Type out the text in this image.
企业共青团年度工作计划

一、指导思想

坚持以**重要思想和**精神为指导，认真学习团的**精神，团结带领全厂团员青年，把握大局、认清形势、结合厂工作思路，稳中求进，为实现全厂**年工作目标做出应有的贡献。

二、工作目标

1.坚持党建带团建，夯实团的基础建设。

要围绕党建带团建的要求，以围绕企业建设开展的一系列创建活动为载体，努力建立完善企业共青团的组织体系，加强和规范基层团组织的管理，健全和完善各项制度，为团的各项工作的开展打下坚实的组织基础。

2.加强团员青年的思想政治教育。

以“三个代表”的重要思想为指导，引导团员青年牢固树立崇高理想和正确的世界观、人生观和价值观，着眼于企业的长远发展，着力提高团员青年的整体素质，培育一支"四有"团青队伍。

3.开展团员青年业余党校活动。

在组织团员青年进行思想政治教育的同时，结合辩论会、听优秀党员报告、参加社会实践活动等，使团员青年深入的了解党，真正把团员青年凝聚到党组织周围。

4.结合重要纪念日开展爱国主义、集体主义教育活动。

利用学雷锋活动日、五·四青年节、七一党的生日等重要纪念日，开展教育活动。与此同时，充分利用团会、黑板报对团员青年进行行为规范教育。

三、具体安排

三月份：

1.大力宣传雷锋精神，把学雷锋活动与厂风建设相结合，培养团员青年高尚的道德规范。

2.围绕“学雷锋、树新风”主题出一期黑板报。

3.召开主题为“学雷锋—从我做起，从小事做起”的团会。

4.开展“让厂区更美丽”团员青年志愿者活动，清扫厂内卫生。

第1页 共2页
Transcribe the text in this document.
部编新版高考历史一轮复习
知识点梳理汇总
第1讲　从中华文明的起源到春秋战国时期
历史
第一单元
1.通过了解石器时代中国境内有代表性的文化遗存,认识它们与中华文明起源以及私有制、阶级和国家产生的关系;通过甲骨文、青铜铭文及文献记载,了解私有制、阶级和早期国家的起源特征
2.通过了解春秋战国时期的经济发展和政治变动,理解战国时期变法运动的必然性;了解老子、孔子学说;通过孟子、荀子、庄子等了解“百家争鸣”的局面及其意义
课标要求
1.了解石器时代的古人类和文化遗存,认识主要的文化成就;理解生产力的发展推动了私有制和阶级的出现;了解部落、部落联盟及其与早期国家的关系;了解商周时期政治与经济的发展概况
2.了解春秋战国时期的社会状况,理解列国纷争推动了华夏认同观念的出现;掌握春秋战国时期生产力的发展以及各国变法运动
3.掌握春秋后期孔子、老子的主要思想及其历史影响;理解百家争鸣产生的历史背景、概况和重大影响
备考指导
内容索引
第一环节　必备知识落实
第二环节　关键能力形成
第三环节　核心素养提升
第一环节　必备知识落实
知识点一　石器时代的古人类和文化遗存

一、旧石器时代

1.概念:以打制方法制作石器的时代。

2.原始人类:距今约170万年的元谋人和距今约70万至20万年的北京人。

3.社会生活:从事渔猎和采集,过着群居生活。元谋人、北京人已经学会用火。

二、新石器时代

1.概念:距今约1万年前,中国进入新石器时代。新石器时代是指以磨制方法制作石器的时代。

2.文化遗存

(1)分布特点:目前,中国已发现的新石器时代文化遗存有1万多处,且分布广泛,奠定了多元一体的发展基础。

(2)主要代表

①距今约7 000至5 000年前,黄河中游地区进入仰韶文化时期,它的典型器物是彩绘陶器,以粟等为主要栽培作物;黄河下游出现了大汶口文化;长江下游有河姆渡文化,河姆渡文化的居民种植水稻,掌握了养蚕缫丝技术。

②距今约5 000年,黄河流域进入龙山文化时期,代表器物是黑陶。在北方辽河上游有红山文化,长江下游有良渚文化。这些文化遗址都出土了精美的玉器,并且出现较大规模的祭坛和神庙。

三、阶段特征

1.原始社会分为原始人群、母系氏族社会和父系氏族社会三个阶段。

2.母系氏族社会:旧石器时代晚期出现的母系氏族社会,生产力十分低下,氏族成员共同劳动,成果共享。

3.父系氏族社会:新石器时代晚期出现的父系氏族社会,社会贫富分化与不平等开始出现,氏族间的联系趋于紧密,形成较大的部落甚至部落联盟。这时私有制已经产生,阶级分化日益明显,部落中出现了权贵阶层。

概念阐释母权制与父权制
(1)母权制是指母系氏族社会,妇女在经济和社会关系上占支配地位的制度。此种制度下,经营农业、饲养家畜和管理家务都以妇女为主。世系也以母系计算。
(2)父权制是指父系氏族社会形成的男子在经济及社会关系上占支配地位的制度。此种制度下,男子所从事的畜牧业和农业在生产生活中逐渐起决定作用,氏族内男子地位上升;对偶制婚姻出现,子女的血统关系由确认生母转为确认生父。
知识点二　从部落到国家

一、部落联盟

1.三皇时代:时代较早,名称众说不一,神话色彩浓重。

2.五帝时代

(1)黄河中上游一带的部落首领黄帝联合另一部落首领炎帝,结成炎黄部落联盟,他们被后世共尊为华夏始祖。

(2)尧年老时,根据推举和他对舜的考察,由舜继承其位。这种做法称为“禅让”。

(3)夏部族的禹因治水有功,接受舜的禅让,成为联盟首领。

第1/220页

### Aim
Nothing in the listing may be changed; retype it all exactly.

### Reply to the exercise
Type out the text in this image.
企业共青团年度工作计划

一、指导思想

坚持以**重要思想和**精神为指导，认真学习团的**精神，团结带领全厂团员青年，把握大局、认清形势、结合厂工作思路，稳中求进，为实现全厂**年工作目标做出应有的贡献。

二、工作目标

1.坚持党建带团建，夯实团的基础建设。

要围绕党建带团建的要求，以围绕企业建设开展的一系列创建活动为载体，努力建立完善企业共青团的组织体系，加强和规范基层团组织的管理，健全和完善各项制度，为团的各项工作的开展打下坚实的组织基础。

2.加强团员青年的思想政治教育。

以“三个代表”的重要思想为指导，引导团员青年牢固树立崇高理想和正确的世界观、人生观和价值观，着眼于企业的长远发展，着力提高团员青年的整体素质，培育一支"四有"团青队伍。

3.开展团员青年业余党校活动。

在组织团员青年进行思想政治教育的同时，结合辩论会、听优秀党员报告、参加社会实践活动等，使团员青年深入的了解党，真正把团员青年凝聚到党组织周围。

4.结合重要纪念日开展爱国主义、集体主义教育活动。

利用学雷锋活动日、五·四青年节、七一党的生日等重要纪念日，开展教育活动。与此同时，充分利用团会、黑板报对团员青年进行行为规范教育。

三、具体安排

三月份：

1.大力宣传雷锋精神，把学雷锋活动与厂风建设相结合，培养团员青年高尚的道德规范。

2.围绕“学雷锋、树新风”主题出一期黑板报。

3.召开主题为“学雷锋—从我做起，从小事做起”的团会。

4.开展“让厂区更美丽”团员青年志愿者活动，清扫厂内卫生。

第1页 共2页
Transcribe the text in this document.
部编新版高考历史一轮复习
知识点梳理汇总
第1讲　从中华文明的起源到春秋战国时期
历史
第一单元
1.通过了解石器时代中国境内有代表性的文化遗存,认识它们与中华文明起源以及私有制、阶级和国家产生的关系;通过甲骨文、青铜铭文及文献记载,了解私有制、阶级和早期国家的起源特征
2.通过了解春秋战国时期的经济发展和政治变动,理解战国时期变法运动的必然性;了解老子、孔子学说;通过孟子、荀子、庄子等了解“百家争鸣”的局面及其意义
课标要求
1.了解石器时代的古人类和文化遗存,认识主要的文化成就;理解生产力的发展推动了私有制和阶级的出现;了解部落、部落联盟及其与早期国家的关系;了解商周时期政治与经济的发展概况
2.了解春秋战国时期的社会状况,理解列国纷争推动了华夏认同观念的出现;掌握春秋战国时期生产力的发展以及各国变法运动
3.掌握春秋后期孔子、老子的主要思想及其历史影响;理解百家争鸣产生的历史背景、概况和重大影响
备考指导
内容索引
第一环节　必备知识落实
第二环节　关键能力形成
第三环节　核心素养提升
第一环节　必备知识落实
知识点一　石器时代的古人类和文化遗存

一、旧石器时代

1.概念:以打制方法制作石器的时代。

2.原始人类:距今约170万年的元谋人和距今约70万至20万年的北京人。

3.社会生活:从事渔猎和采集,过着群居生活。元谋人、北京人已经学会用火。

二、新石器时代

1.概念:距今约1万年前,中国进入新石器时代。新石器时代是指以磨制方法制作石器的时代。

2.文化遗存

(1)分布特点:目前,中国已发现的新石器时代文化遗存有1万多处,且分布广泛,奠定了多元一体的发展基础。

(2)主要代表

①距今约7 000至5 000年前,黄河中游地区进入仰韶文化时期,它的典型器物是彩绘陶器,以粟等为主要栽培作物;黄河下游出现了大汶口文化;长江下游有河姆渡文化,河姆渡文化的居民种植水稻,掌握了养蚕缫丝技术。

②距今约5 000年,黄河流域进入龙山文化时期,代表器物是黑陶。在北方辽河上游有红山文化,长江下游有良渚文化。这些文化遗址都出土了精美的玉器,并且出现较大规模的祭坛和神庙。

三、阶段特征

1.原始社会分为原始人群、母系氏族社会和父系氏族社会三个阶段。

2.母系氏族社会:旧石器时代晚期出现的母系氏族社会,生产力十分低下,氏族成员共同劳动,成果共享。

3.父系氏族社会:新石器时代晚期出现的父系氏族社会,社会贫富分化与不平等开始出现,氏族间的联系趋于紧密,形成较大的部落甚至部落联盟。这时私有制已经产生,阶级分化日益明显,部落中出现了权贵阶层。

概念阐释母权制与父权制
(1)母权制是指母系氏族社会,妇女在经济和社会关系上占支配地位的制度。此种制度下,经营农业、饲养家畜和管理家务都以妇女为主。世系也以母系计算。
(2)父权制是指父系氏族社会形成的男子在经济及社会关系上占支配地位的制度。此种制度下,男子所从事的畜牧业和农业在生产生活中逐渐起决定作用,氏族内男子地位上升;对偶制婚姻出现,子女的血统关系由确认生母转为确认生父。
知识点二　从部落到国家

一、部落联盟

1.三皇时代:时代较早,名称众说不一,神话色彩浓重。

2.五帝时代

(1)黄河中上游一带的部落首领黄帝联合另一部落首领炎帝,结成炎黄部落联盟,他们被后世共尊为华夏始祖。

(2)尧年老时,根据推举和他对舜的考察,由舜继承其位。这种做法称为“禅让”。

(3)夏部族的禹因治水有功,接受舜的禅让,成为联盟首领。

第1/220页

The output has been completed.